• **MATERIAL FOR THIS TASK**:
++++++++

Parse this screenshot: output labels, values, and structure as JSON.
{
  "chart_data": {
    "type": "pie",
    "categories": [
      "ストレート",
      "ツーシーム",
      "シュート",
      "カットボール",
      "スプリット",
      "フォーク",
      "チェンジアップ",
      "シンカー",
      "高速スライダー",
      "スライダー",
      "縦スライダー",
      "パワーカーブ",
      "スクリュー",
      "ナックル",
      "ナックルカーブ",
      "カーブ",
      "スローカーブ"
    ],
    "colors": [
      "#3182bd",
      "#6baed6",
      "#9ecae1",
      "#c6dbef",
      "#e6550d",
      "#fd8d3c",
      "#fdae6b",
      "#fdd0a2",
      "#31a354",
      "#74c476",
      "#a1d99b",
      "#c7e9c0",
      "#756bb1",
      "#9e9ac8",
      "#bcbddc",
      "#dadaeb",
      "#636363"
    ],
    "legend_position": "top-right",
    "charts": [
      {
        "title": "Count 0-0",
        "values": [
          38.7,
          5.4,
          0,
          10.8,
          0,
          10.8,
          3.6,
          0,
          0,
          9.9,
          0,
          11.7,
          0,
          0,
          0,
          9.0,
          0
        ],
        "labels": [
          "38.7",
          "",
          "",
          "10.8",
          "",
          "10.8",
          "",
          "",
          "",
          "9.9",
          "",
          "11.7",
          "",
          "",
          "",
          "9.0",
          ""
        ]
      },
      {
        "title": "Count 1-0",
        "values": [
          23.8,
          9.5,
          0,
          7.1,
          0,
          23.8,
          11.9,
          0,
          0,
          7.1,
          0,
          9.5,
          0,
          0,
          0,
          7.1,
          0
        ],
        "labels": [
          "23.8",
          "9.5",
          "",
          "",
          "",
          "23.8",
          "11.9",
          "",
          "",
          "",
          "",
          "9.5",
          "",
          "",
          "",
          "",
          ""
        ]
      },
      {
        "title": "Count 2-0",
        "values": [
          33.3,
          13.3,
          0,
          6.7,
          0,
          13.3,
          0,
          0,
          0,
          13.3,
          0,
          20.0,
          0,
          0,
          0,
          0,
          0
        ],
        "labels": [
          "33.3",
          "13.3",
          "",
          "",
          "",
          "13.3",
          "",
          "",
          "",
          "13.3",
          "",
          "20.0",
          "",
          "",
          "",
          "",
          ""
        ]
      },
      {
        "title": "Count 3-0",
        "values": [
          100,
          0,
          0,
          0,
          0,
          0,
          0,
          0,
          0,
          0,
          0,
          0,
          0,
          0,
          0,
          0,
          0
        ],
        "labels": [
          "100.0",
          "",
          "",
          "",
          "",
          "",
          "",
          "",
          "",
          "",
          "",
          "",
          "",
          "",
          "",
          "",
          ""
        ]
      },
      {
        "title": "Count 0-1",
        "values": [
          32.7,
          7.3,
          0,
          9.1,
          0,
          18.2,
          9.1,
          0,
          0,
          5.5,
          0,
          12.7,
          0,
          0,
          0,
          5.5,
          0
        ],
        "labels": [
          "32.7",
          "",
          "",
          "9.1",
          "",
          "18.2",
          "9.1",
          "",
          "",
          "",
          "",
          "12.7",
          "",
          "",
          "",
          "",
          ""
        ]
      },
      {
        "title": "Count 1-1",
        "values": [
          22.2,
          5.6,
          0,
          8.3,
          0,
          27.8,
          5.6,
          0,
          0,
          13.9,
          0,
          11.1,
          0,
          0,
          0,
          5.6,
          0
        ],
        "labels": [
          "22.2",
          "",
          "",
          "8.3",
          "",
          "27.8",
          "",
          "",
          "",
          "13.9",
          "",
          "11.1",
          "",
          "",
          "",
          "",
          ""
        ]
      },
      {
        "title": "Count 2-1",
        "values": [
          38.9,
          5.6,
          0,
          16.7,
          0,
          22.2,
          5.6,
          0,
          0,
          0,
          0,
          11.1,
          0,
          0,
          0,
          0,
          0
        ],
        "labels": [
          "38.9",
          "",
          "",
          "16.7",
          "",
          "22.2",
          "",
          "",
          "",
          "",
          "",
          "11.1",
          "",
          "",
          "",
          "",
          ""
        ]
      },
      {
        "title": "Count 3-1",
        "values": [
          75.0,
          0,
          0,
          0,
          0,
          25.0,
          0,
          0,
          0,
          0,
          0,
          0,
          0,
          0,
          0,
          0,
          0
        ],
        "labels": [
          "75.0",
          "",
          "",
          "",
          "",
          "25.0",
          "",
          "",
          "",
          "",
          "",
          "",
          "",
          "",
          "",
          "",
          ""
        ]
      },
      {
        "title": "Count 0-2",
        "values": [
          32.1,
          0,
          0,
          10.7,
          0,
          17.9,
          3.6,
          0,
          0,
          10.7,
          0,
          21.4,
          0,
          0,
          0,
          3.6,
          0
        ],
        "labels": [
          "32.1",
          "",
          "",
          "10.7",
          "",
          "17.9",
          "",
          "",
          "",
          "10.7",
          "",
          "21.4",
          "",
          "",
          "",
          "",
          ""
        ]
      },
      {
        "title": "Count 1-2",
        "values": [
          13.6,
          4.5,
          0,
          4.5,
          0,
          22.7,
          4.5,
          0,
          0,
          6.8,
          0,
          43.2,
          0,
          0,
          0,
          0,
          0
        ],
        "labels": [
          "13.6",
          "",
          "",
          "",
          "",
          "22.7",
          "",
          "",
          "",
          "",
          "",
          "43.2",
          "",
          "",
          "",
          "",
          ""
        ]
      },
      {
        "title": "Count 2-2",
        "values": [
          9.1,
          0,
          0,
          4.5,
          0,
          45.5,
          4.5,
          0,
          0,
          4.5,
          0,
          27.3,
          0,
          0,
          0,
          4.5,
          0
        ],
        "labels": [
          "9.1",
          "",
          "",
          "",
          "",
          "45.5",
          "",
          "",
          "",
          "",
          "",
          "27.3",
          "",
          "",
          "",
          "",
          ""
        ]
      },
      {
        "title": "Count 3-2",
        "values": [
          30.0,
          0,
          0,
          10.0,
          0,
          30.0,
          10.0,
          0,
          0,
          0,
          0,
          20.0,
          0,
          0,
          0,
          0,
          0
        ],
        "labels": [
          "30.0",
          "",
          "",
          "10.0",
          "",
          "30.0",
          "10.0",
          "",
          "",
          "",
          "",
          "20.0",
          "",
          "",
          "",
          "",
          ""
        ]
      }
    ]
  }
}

++++++++

• **WHAT THIS TASK INVOLVES**:
Every record above should be copied exactly.

• **THE COMPLETED TASK**:
Parse this screenshot: output labels, values, and structure as JSON.
{
  "chart_data": {
    "type": "pie",
    "categories": [
      "ストレート",
      "ツーシーム",
      "シュート",
      "カットボール",
      "スプリット",
      "フォーク",
      "チェンジアップ",
      "シンカー",
      "高速スライダー",
      "スライダー",
      "縦スライダー",
      "パワーカーブ",
      "スクリュー",
      "ナックル",
      "ナックルカーブ",
      "カーブ",
      "スローカーブ"
    ],
    "colors": [
      "#3182bd",
      "#6baed6",
      "#9ecae1",
      "#c6dbef",
      "#e6550d",
      "#fd8d3c",
      "#fdae6b",
      "#fdd0a2",
      "#31a354",
      "#74c476",
      "#a1d99b",
      "#c7e9c0",
      "#756bb1",
      "#9e9ac8",
      "#bcbddc",
      "#dadaeb",
      "#636363"
    ],
    "legend_position": "top-right",
    "charts": [
      {
        "title": "Count 0-0",
        "values": [
          38.7,
          5.4,
          0,
          10.8,
          0,
          10.8,
          3.6,
          0,
          0,
          9.9,
          0,
          11.7,
          0,
          0,
          0,
          9.0,
          0
        ],
        "labels": [
          "38.7",
          "",
          "",
          "10.8",
          "",
          "10.8",
          "",
          "",
          "",
          "9.9",
          "",
          "11.7",
          "",
          "",
          "",
          "9.0",
          ""
        ]
      },
      {
        "title": "Count 1-0",
        "values": [
          23.8,
          9.5,
          0,
          7.1,
          0,
          23.8,
          11.9,
          0,
          0,
          7.1,
          0,
          9.5,
          0,
          0,
          0,
          7.1,
          0
        ],
        "labels": [
          "23.8",
          "9.5",
          "",
          "",
          "",
          "23.8",
          "11.9",
          "",
          "",
          "",
          "",
          "9.5",
          "",
          "",
          "",
          "",
          ""
        ]
      },
      {
        "title": "Count 2-0",
        "values": [
          33.3,
          13.3,
          0,
          6.7,
          0,
          13.3,
          0,
          0,
          0,
          13.3,
          0,
          20.0,
          0,
          0,
          0,
          0,
          0
        ],
        "labels": [
          "33.3",
          "13.3",
          "",
          "",
          "",
          "13.3",
          "",
          "",
          "",
          "13.3",
          "",
          "20.0",
          "",
          "",
          "",
          "",
          ""
        ]
      },
      {
        "title": "Count 3-0",
        "values": [
          100,
          0,
          0,
          0,
          0,
          0,
          0,
          0,
          0,
          0,
          0,
          0,
          0,
          0,
          0,
          0,
          0
        ],
        "labels": [
          "100.0",
          "",
          "",
          "",
          "",
          "",
          "",
          "",
          "",
          "",
          "",
          "",
          "",
          "",
          "",
          "",
          ""
        ]
      },
      {
        "title": "Count 0-1",
        "values": [
          32.7,
          7.3,
          0,
          9.1,
          0,
          18.2,
          9.1,
          0,
          0,
          5.5,
          0,
          12.7,
          0,
          0,
          0,
          5.5,
          0
        ],
        "labels": [
          "32.7",
          "",
          "",
          "9.1",
          "",
          "18.2",
          "9.1",
          "",
          "",
          "",
          "",
          "12.7",
          "",
          "",
          "",
          "",
          ""
        ]
      },
      {
        "title": "Count 1-1",
        "values": [
          22.2,
          5.6,
          0,
          8.3,
          0,
          27.8,
          5.6,
          0,
          0,
          13.9,
          0,
          11.1,
          0,
          0,
          0,
          5.6,
          0
        ],
        "labels": [
          "22.2",
          "",
          "",
          "8.3",
          "",
          "27.8",
          "",
          "",
          "",
          "13.9",
          "",
          "11.1",
          "",
          "",
          "",
          "",
          ""
        ]
      },
      {
        "title": "Count 2-1",
        "values": [
          38.9,
          5.6,
          0,
          16.7,
          0,
          22.2,
          5.6,
          0,
          0,
          0,
          0,
          11.1,
          0,
          0,
          0,
          0,
          0
        ],
        "labels": [
          "38.9",
          "",
          "",
          "16.7",
          "",
          "22.2",
          "",
          "",
          "",
          "",
          "",
          "11.1",
          "",
          "",
          "",
          "",
          ""
        ]
      },
      {
        "title": "Count 3-1",
        "values": [
          75.0,
          0,
          0,
          0,
          0,
          25.0,
          0,
          0,
          0,
          0,
          0,
          0,
          0,
          0,
          0,
          0,
          0
        ],
        "labels": [
          "75.0",
          "",
          "",
          "",
          "",
          "25.0",
          "",
          "",
          "",
          "",
          "",
          "",
          "",
          "",
          "",
          "",
          ""
        ]
      },
      {
        "title": "Count 0-2",
        "values": [
          32.1,
          0,
          0,
          10.7,
          0,
          17.9,
          3.6,
          0,
          0,
          10.7,
          0,
          21.4,
          0,
          0,
          0,
          3.6,
          0
        ],
        "labels": [
          "32.1",
          "",
          "",
          "10.7",
          "",
          "17.9",
          "",
          "",
          "",
          "10.7",
          "",
          "21.4",
          "",
          "",
          "",
          "",
          ""
        ]
      },
      {
        "title": "Count 1-2",
        "values": [
          13.6,
          4.5,
          0,
          4.5,
          0,
          22.7,
          4.5,
          0,
          0,
          6.8,
          0,
          43.2,
          0,
          0,
          0,
          0,
          0
        ],
        "labels": [
          "13.6",
          "",
          "",
          "",
          "",
          "22.7",
          "",
          "",
          "",
          "",
          "",
          "43.2",
          "",
          "",
          "",
          "",
          ""
        ]
      },
      {
        "title": "Count 2-2",
        "values": [
          9.1,
          0,
          0,
          4.5,
          0,
          45.5,
          4.5,
          0,
          0,
          4.5,
          0,
          27.3,
          0,
          0,
          0,
          4.5,
          0
        ],
        "labels": [
          "9.1",
          "",
          "",
          "",
          "",
          "45.5",
          "",
          "",
          "",
          "",
          "",
          "27.3",
          "",
          "",
          "",
          "",
          ""
        ]
      },
      {
        "title": "Count 3-2",
        "values": [
          30.0,
          0,
          0,
          10.0,
          0,
          30.0,
          10.0,
          0,
          0,
          0,
          0,
          20.0,
          0,
          0,
          0,
          0,
          0
        ],
        "labels": [
          "30.0",
          "",
          "",
          "10.0",
          "",
          "30.0",
          "10.0",
          "",
          "",
          "",
          "",
          "20.0",
          "",
          "",
          "",
          "",
          ""
        ]
      }
    ]
  }
}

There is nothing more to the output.